++++ Supplied passage

Jordan Terrasse

Personal information
- Born: 11 April 2000 (age 26)

Sport
- Sport: Athletics
- Event: Middle-distance running

Achievements and titles
- Personal bests: 400mH: 50.17 (Tarare, 2023) 800m: 1:44.42 (Fribourg, 2025) Indoor 400m: 47.36 (Aubiere, 2024) 800m: 1:45.57 (Metz, 2026)

= Jordan Terrasse =

French middle-distance runner (born 2000)

Jordan Terrasse (born 11
April 2000) is a French middle-distance runner. He won the 800 metres at the 2026 French Indoor Athletics Championships.

==Biography==
From Auvergne, he is a member of Clermont Auvergne Athletics. He competed in the 400 metres hurdles before transitioning to the 800 metres. He finished third at the 2023 French Athletics Championships in the 400m hurdles and third in the 400 metres at the 2024 French Indoor Athletics Championships.

++++++++

__Tasks__.
1. Answer from the Jordan Terrasse profile:
(a) In which city did he set his outdoor 800m personal best?
(b) What club is he a member of?
(c) What event did he win at the 2026 French Indoor Athletics Championships?
2. Pick up the Jordan Terrasse profile after its last sentence and continue it.

++++ Record excerpts

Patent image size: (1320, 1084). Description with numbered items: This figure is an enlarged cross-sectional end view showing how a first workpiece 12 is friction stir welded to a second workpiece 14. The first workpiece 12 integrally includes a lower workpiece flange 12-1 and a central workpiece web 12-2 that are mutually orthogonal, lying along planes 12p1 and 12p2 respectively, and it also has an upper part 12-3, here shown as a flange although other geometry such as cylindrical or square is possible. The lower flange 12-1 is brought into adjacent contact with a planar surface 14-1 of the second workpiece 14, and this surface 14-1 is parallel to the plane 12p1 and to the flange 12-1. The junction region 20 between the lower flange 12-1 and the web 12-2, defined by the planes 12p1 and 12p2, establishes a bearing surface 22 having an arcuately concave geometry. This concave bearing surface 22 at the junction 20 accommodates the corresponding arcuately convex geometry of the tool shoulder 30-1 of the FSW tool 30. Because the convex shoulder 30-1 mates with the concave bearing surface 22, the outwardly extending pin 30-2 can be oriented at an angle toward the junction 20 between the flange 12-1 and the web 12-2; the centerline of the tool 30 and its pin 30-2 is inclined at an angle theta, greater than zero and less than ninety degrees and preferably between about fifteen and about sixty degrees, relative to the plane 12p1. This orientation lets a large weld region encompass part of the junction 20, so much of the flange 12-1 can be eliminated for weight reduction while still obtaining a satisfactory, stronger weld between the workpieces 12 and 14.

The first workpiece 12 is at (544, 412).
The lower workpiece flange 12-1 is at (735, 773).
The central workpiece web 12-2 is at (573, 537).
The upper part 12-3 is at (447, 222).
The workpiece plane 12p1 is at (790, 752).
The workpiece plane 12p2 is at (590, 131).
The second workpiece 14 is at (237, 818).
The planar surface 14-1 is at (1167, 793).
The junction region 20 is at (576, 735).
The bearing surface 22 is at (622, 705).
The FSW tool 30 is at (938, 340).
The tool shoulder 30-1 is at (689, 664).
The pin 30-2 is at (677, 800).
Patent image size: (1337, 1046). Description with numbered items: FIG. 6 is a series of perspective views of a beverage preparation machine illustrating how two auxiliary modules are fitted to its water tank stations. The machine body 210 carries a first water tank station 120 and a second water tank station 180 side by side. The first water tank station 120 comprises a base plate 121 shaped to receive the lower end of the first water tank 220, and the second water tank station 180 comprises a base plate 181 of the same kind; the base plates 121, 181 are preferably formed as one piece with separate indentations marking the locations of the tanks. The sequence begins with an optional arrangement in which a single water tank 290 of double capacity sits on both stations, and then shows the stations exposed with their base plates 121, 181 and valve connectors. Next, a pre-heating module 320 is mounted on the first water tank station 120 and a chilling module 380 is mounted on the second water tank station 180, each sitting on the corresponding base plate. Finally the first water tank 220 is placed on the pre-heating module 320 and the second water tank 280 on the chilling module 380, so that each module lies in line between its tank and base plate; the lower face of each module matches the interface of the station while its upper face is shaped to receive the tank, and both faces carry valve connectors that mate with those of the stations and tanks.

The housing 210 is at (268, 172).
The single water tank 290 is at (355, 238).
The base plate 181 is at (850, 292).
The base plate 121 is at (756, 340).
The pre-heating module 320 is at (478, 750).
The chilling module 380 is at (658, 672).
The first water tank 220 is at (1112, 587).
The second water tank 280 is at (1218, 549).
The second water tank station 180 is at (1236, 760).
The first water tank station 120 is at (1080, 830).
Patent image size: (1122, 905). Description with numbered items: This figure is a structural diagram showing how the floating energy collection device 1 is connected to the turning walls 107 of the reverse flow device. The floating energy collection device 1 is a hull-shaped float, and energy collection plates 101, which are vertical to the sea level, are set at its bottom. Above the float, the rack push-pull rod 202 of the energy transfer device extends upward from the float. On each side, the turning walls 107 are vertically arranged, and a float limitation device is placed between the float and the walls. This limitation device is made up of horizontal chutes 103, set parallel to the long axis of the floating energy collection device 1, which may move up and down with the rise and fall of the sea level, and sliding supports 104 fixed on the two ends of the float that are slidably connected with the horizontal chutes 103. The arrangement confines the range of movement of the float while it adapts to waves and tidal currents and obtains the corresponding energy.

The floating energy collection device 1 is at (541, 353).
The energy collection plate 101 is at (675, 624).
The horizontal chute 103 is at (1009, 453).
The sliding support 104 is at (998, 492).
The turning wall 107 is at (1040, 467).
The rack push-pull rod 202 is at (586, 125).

++++++++

__Responses by item number__.
1.
(a) Fribourg
(b) Clermont Auvergne Athletics
(c) The 800 metres

2.
In August 2025, he ran a personal best 1:44.42 for the 800 metres in Fribourg, Switzerland. That month, he placed third in the 800 metres at the 2025 French Athletics Championships in 1:45.88, after being caught on the line by a fast-finishing Corentin Le Clezio. He placed sixth over 800 metres at the 2025 Summer World University Games in Germany.

In Metz in February 2026, he ran an indoors personal best of 1:45.57 for the 800 metres. The time met the automatic qualifying standard for the 2026 World Indoor Championships. He won the 800 metres title at the 2026 French Indoor Athletics Championships, running 1:46.37 in the final. He was a semi-finalist in the 800 m at the 2026 World Athletics Indoor Championships in Toruń, Poland in March 2026.

Competing at the Boris Hanzekovic Memorial in Zagreb, a World Athletics Continental Tour Gold meeting, on 26 June, Terrasse had victory in the 800 metres, running 1:44.77 ahead of Tshepiso Masalela and home favourite Marino Bloudek. On 25 July 2026, he placed fifth in the 800 metres at the 2026 French Championships.

==Personal life==
Based in Lyon, outside athletics he trained in engineering.